INSTRUCTION:
Please pull out every line that includes the string "xlabel".
[START OF RECORDS SUPPLIED]
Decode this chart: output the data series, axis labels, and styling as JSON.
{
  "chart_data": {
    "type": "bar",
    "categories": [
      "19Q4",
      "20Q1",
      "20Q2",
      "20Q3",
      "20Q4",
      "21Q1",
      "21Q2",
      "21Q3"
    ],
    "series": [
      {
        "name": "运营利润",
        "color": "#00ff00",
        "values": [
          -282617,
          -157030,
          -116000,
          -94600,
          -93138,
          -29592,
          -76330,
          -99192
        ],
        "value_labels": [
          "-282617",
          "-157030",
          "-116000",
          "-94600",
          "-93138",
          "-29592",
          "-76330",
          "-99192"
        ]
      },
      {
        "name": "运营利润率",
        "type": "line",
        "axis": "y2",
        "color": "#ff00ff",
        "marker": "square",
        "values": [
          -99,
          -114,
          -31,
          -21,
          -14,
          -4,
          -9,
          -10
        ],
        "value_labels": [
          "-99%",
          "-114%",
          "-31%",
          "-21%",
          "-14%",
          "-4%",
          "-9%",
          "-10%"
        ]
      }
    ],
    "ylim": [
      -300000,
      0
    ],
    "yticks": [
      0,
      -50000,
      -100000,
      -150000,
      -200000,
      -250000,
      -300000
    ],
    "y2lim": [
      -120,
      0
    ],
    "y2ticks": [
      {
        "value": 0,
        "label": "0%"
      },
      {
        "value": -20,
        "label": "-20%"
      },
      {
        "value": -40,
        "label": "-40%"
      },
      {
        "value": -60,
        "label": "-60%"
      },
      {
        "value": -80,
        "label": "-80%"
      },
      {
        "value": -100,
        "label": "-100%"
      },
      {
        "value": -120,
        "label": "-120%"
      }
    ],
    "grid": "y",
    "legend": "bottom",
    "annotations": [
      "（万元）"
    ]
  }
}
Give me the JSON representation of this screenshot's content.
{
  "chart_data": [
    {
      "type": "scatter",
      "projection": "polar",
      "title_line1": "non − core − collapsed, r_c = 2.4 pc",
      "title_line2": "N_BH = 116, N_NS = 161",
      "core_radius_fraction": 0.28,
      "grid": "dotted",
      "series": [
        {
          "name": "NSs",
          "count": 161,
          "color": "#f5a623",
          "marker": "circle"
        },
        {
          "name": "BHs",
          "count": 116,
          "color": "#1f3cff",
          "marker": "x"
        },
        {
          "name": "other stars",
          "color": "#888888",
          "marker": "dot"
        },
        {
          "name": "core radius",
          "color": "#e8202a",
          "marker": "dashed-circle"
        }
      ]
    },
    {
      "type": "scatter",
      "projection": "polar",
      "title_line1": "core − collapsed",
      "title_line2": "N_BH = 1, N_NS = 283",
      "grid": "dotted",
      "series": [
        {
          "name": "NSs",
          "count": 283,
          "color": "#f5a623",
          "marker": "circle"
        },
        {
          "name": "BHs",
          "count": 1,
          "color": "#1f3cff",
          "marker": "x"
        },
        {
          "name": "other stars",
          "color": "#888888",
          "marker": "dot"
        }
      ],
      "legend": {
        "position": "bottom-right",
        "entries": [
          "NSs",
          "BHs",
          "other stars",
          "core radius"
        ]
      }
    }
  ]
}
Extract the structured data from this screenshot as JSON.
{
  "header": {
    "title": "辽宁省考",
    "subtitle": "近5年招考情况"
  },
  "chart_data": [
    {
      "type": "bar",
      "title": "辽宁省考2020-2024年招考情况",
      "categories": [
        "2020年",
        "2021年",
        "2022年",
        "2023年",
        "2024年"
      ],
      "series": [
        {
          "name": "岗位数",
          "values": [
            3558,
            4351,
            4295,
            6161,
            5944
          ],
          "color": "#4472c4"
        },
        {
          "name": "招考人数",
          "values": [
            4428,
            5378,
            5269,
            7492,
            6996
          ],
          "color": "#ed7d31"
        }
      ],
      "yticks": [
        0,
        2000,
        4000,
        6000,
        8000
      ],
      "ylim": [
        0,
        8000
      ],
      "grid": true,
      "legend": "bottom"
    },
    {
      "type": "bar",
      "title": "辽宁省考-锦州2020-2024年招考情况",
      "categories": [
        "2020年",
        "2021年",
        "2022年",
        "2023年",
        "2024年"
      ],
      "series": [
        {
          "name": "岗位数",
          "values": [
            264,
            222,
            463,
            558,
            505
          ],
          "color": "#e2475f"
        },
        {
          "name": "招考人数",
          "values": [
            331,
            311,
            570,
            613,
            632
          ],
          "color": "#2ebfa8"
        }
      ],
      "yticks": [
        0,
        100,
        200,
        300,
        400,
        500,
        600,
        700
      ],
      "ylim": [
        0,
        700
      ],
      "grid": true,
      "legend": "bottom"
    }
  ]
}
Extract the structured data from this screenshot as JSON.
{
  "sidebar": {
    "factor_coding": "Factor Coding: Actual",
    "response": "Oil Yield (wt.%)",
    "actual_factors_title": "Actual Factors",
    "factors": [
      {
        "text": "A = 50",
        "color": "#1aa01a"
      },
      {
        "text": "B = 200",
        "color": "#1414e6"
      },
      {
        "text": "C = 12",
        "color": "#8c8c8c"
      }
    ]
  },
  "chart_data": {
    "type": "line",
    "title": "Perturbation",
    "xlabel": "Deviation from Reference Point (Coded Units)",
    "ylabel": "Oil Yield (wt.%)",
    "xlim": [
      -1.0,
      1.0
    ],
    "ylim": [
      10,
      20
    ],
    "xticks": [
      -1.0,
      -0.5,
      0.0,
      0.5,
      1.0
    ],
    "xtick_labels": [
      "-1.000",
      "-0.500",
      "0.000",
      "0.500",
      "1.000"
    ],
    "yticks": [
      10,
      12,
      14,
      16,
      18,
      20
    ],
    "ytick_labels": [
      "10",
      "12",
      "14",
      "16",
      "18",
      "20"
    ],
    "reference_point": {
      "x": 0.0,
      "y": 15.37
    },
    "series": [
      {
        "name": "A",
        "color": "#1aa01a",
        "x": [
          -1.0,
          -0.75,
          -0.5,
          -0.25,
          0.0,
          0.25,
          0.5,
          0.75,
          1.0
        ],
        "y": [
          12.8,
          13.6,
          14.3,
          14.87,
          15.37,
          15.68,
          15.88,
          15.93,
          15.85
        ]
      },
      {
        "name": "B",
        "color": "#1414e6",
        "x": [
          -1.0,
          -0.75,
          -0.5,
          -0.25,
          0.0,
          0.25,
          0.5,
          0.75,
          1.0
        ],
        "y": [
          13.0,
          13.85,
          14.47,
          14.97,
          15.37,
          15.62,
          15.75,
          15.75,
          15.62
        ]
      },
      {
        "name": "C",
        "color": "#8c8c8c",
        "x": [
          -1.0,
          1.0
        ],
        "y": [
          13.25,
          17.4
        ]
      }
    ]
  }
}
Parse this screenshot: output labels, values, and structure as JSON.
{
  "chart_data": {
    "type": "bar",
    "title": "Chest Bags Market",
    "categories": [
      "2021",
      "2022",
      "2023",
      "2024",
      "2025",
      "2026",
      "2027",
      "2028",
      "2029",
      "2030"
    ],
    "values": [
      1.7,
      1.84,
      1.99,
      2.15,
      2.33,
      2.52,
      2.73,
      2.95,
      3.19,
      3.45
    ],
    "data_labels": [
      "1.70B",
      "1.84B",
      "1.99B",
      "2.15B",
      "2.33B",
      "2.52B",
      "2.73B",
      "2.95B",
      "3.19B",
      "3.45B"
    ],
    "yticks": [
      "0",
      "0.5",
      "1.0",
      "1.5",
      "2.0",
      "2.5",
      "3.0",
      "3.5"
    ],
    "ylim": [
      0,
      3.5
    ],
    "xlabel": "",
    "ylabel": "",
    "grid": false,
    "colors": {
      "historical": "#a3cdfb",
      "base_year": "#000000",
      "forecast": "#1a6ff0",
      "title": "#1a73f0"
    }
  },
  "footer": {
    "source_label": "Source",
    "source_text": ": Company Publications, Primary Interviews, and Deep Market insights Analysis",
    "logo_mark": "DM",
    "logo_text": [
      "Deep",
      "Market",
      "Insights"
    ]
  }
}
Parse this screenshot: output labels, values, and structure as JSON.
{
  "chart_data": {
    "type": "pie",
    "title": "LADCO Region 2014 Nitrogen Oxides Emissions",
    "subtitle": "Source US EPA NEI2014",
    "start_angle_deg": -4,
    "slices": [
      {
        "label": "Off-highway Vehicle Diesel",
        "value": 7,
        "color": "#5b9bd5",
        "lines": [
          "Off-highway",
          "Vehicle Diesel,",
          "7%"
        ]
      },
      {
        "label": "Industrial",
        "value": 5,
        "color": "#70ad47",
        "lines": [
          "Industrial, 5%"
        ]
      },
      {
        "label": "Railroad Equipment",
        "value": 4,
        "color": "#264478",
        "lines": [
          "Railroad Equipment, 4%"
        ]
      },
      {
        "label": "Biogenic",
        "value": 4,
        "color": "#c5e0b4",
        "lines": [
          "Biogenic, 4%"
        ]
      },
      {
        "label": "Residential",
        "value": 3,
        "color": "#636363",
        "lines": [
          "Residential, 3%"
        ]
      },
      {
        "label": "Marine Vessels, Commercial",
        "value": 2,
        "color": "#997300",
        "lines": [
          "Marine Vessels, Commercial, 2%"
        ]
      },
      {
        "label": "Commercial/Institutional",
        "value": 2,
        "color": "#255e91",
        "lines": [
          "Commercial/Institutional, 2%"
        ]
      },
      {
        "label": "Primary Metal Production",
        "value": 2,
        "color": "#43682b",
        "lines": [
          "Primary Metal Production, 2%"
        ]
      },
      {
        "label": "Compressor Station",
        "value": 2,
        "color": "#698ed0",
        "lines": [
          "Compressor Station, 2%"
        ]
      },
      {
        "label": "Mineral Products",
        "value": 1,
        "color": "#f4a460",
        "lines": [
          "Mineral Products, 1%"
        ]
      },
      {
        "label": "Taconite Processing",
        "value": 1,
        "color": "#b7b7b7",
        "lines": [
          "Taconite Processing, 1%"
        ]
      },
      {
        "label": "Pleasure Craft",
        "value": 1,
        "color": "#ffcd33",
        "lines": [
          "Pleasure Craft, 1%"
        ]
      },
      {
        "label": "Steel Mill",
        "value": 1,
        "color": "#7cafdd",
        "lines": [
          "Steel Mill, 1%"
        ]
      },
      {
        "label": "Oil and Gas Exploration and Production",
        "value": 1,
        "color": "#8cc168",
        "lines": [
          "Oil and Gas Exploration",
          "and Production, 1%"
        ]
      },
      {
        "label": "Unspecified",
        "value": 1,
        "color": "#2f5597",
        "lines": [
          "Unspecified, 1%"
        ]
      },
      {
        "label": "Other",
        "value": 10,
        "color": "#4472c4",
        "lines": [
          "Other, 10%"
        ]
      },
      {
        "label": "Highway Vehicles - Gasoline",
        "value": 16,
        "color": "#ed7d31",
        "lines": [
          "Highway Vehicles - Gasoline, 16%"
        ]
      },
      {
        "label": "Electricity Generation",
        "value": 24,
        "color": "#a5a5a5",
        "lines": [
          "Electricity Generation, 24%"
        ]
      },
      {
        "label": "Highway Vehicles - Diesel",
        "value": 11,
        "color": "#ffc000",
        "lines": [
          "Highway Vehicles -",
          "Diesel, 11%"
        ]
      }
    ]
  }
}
[END OF RECORDS SUPPLIED]
RESULT:
    "xlabel": "Deviation from Reference Point (Coded Units)",
    "xlabel": "",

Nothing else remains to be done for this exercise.